Document page image records:
━━━━━━━━━━━━━━━━━━━━━━━━━━━━━━
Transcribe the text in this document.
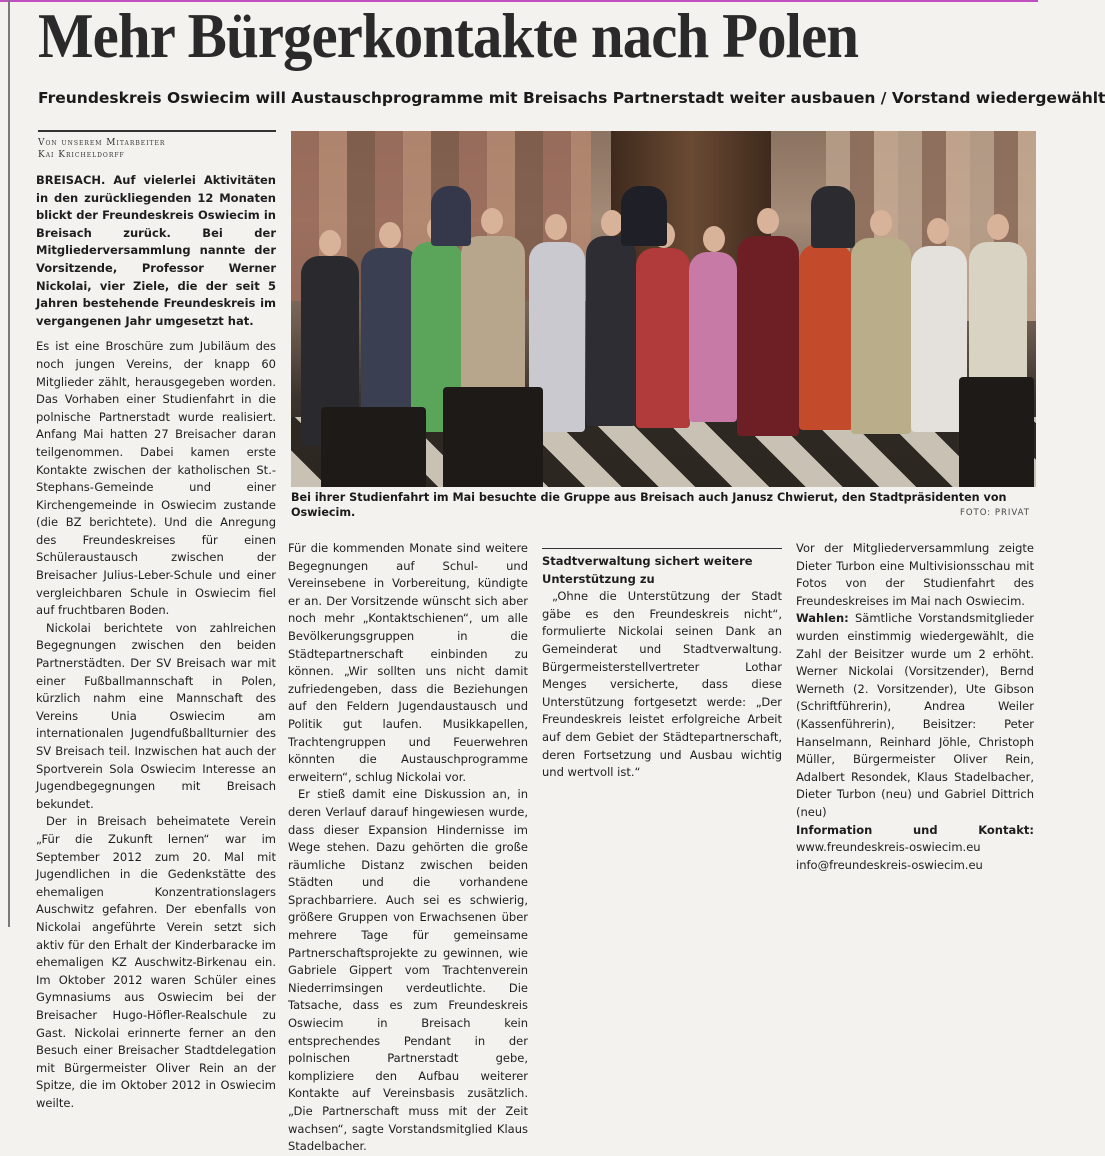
Mehr Bürgerkontakte nach Polen
Freundeskreis Oswiecim will Austauschprogramme mit Breisachs Partnerstadt weiter ausbauen / Vorstand wiedergewählt
Von unserem Mitarbeiter
Kai Kricheldorff
Bei ihrer Studienfahrt im Mai besuchte die Gruppe aus Breisach auch Janusz Chwierut, den Stadtpräsidenten von Oswiecim.	FOTO: PRIVAT

BREISACH. Auf vielerlei Aktivitäten in den zurückliegenden 12 Monaten blickt der Freundeskreis Oswiecim in Breisach zurück. Bei der Mitgliederversammlung nannte der Vorsitzende, Professor Werner Nickolai, vier Ziele, die der seit 5 Jahren bestehende Freundeskreis im vergangenen Jahr umgesetzt hat.

Es ist eine Broschüre zum Jubiläum des noch jungen Vereins, der knapp 60 Mitglieder zählt, herausgegeben worden. Das Vorhaben einer Studienfahrt in die polnische Partnerstadt wurde realisiert. Anfang Mai hatten 27 Breisacher daran teilgenommen. Dabei kamen erste Kontakte zwischen der katholischen St.-Stephans-Gemeinde und einer Kirchengemeinde in Oswiecim zustande (die BZ berichtete). Und die Anregung des Freundeskreises für einen Schüleraustausch zwischen der Breisacher Julius-Leber-Schule und einer vergleichbaren Schule in Oswiecim fiel auf fruchtbaren Boden.

Nickolai berichtete von zahlreichen Begegnungen zwischen den beiden Partnerstädten. Der SV Breisach war mit einer Fußballmannschaft in Polen, kürzlich nahm eine Mannschaft des Vereins Unia Oswiecim am internationalen Jugendfußballturnier des SV Breisach teil. Inzwischen hat auch der Sportverein Sola Oswiecim Interesse an Jugendbegegnungen mit Breisach bekundet.

Der in Breisach beheimatete Verein „Für die Zukunft lernen“ war im September 2012 zum 20. Mal mit Jugendlichen in die Gedenkstätte des ehemaligen Konzentrationslagers Auschwitz gefahren. Der ebenfalls von Nickolai angeführte Verein setzt sich aktiv für den Erhalt der Kinderbaracke im ehemaligen KZ Auschwitz-Birkenau ein. Im Oktober 2012 waren Schüler eines Gymnasiums aus Oswiecim bei der Breisacher Hugo-Höfler-Realschule zu Gast. Nickolai erinnerte ferner an den Besuch einer Breisacher Stadtdelegation mit Bürgermeister Oliver Rein an der Spitze, die im Oktober 2012 in Oswiecim weilte.

Für die kommenden Monate sind weitere Begegnungen auf Schul- und Vereinsebene in Vorbereitung, kündigte er an. Der Vorsitzende wünscht sich aber noch mehr „Kontaktschienen“, um alle Bevölkerungsgruppen in die Städtepartnerschaft einbinden zu können. „Wir sollten uns nicht damit zufriedengeben, dass die Beziehungen auf den Feldern Jugendaustausch und Politik gut laufen. Musikkapellen, Trachtengruppen und Feuerwehren könnten die Austauschprogramme erweitern“, schlug Nickolai vor.

Er stieß damit eine Diskussion an, in deren Verlauf darauf hingewiesen wurde, dass dieser Expansion Hindernisse im Wege stehen. Dazu gehörten die große räumliche Distanz zwischen beiden Städten und die vorhandene Sprachbarriere. Auch sei es schwierig, größere Gruppen von Erwachsenen über mehrere Tage für gemeinsame Partnerschaftsprojekte zu gewinnen, wie Gabriele Gippert vom Trachtenverein Niederrimsingen verdeutlichte. Die Tatsache, dass es zum Freundeskreis Oswiecim in Breisach kein entsprechendes Pendant in der polnischen Partnerstadt gebe, kompliziere den Aufbau weiterer Kontakte auf Vereinsbasis zusätzlich. „Die Partnerschaft muss mit der Zeit wachsen“, sagte Vorstandsmitglied Klaus Stadelbacher.

Stadtverwaltung sichert weitere Unterstützung zu

„Ohne die Unterstützung der Stadt gäbe es den Freundeskreis nicht“, formulierte Nickolai seinen Dank an Gemeinderat und Stadtverwaltung. Bürgermeisterstellvertreter Lothar Menges versicherte, dass diese Unterstützung fortgesetzt werde: „Der Freundeskreis leistet erfolgreiche Arbeit auf dem Gebiet der Städtepartnerschaft, deren Fortsetzung und Ausbau wichtig und wertvoll ist.“

Vor der Mitgliederversammlung zeigte Dieter Turbon eine Multivisionsschau mit Fotos von der Studienfahrt des Freundeskreises im Mai nach Oswiecim.

Wahlen: Sämtliche Vorstandsmitglieder wurden einstimmig wiedergewählt, die Zahl der Beisitzer wurde um 2 erhöht. Werner Nickolai (Vorsitzender), Bernd Werneth (2. Vorsitzender), Ute Gibson (Schriftführerin), Andrea Weiler (Kassenführerin), Beisitzer: Peter Hanselmann, Reinhard Jöhle, Christoph Müller, Bürgermeister Oliver Rein, Adalbert Resondek, Klaus Stadelbacher, Dieter Turbon (neu) und Gabriel Dittrich (neu)

Information und Kontakt: www.freundeskreis-oswiecim.eu info@freundeskreis-oswiecim.eu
━━━━━━━━━━━━━━━━━━━━━━━━━━━━━━
- _WHAT IS REQUIRED_:
A verbatim copy of the data, with all pictures omitted, is the required output.

- _THE COMPLETED TASK_:
Transcribe the text in this document.
Mehr Bürgerkontakte nach Polen
Freundeskreis Oswiecim will Austauschprogramme mit Breisachs Partnerstadt weiter ausbauen / Vorstand wiedergewählt
Von unserem Mitarbeiter
Kai Kricheldorff
Bei ihrer Studienfahrt im Mai besuchte die Gruppe aus Breisach auch Janusz Chwierut, den Stadtpräsidenten von Oswiecim.	FOTO: PRIVAT

BREISACH. Auf vielerlei Aktivitäten in den zurückliegenden 12 Monaten blickt der Freundeskreis Oswiecim in Breisach zurück. Bei der Mitgliederversammlung nannte der Vorsitzende, Professor Werner Nickolai, vier Ziele, die der seit 5 Jahren bestehende Freundeskreis im vergangenen Jahr umgesetzt hat.

Es ist eine Broschüre zum Jubiläum des noch jungen Vereins, der knapp 60 Mitglieder zählt, herausgegeben worden. Das Vorhaben einer Studienfahrt in die polnische Partnerstadt wurde realisiert. Anfang Mai hatten 27 Breisacher daran teilgenommen. Dabei kamen erste Kontakte zwischen der katholischen St.-Stephans-Gemeinde und einer Kirchengemeinde in Oswiecim zustande (die BZ berichtete). Und die Anregung des Freundeskreises für einen Schüleraustausch zwischen der Breisacher Julius-Leber-Schule und einer vergleichbaren Schule in Oswiecim fiel auf fruchtbaren Boden.

Nickolai berichtete von zahlreichen Begegnungen zwischen den beiden Partnerstädten. Der SV Breisach war mit einer Fußballmannschaft in Polen, kürzlich nahm eine Mannschaft des Vereins Unia Oswiecim am internationalen Jugendfußballturnier des SV Breisach teil. Inzwischen hat auch der Sportverein Sola Oswiecim Interesse an Jugendbegegnungen mit Breisach bekundet.

Der in Breisach beheimatete Verein „Für die Zukunft lernen“ war im September 2012 zum 20. Mal mit Jugendlichen in die Gedenkstätte des ehemaligen Konzentrationslagers Auschwitz gefahren. Der ebenfalls von Nickolai angeführte Verein setzt sich aktiv für den Erhalt der Kinderbaracke im ehemaligen KZ Auschwitz-Birkenau ein. Im Oktober 2012 waren Schüler eines Gymnasiums aus Oswiecim bei der Breisacher Hugo-Höfler-Realschule zu Gast. Nickolai erinnerte ferner an den Besuch einer Breisacher Stadtdelegation mit Bürgermeister Oliver Rein an der Spitze, die im Oktober 2012 in Oswiecim weilte.

Für die kommenden Monate sind weitere Begegnungen auf Schul- und Vereinsebene in Vorbereitung, kündigte er an. Der Vorsitzende wünscht sich aber noch mehr „Kontaktschienen“, um alle Bevölkerungsgruppen in die Städtepartnerschaft einbinden zu können. „Wir sollten uns nicht damit zufriedengeben, dass die Beziehungen auf den Feldern Jugendaustausch und Politik gut laufen. Musikkapellen, Trachtengruppen und Feuerwehren könnten die Austauschprogramme erweitern“, schlug Nickolai vor.

Er stieß damit eine Diskussion an, in deren Verlauf darauf hingewiesen wurde, dass dieser Expansion Hindernisse im Wege stehen. Dazu gehörten die große räumliche Distanz zwischen beiden Städten und die vorhandene Sprachbarriere. Auch sei es schwierig, größere Gruppen von Erwachsenen über mehrere Tage für gemeinsame Partnerschaftsprojekte zu gewinnen, wie Gabriele Gippert vom Trachtenverein Niederrimsingen verdeutlichte. Die Tatsache, dass es zum Freundeskreis Oswiecim in Breisach kein entsprechendes Pendant in der polnischen Partnerstadt gebe, kompliziere den Aufbau weiterer Kontakte auf Vereinsbasis zusätzlich. „Die Partnerschaft muss mit der Zeit wachsen“, sagte Vorstandsmitglied Klaus Stadelbacher.

Stadtverwaltung sichert weitere Unterstützung zu

„Ohne die Unterstützung der Stadt gäbe es den Freundeskreis nicht“, formulierte Nickolai seinen Dank an Gemeinderat und Stadtverwaltung. Bürgermeisterstellvertreter Lothar Menges versicherte, dass diese Unterstützung fortgesetzt werde: „Der Freundeskreis leistet erfolgreiche Arbeit auf dem Gebiet der Städtepartnerschaft, deren Fortsetzung und Ausbau wichtig und wertvoll ist.“

Vor der Mitgliederversammlung zeigte Dieter Turbon eine Multivisionsschau mit Fotos von der Studienfahrt des Freundeskreises im Mai nach Oswiecim.

Wahlen: Sämtliche Vorstandsmitglieder wurden einstimmig wiedergewählt, die Zahl der Beisitzer wurde um 2 erhöht. Werner Nickolai (Vorsitzender), Bernd Werneth (2. Vorsitzender), Ute Gibson (Schriftführerin), Andrea Weiler (Kassenführerin), Beisitzer: Peter Hanselmann, Reinhard Jöhle, Christoph Müller, Bürgermeister Oliver Rein, Adalbert Resondek, Klaus Stadelbacher, Dieter Turbon (neu) und Gabriel Dittrich (neu)

Information und Kontakt: www.freundeskreis-oswiecim.eu info@freundeskreis-oswiecim.eu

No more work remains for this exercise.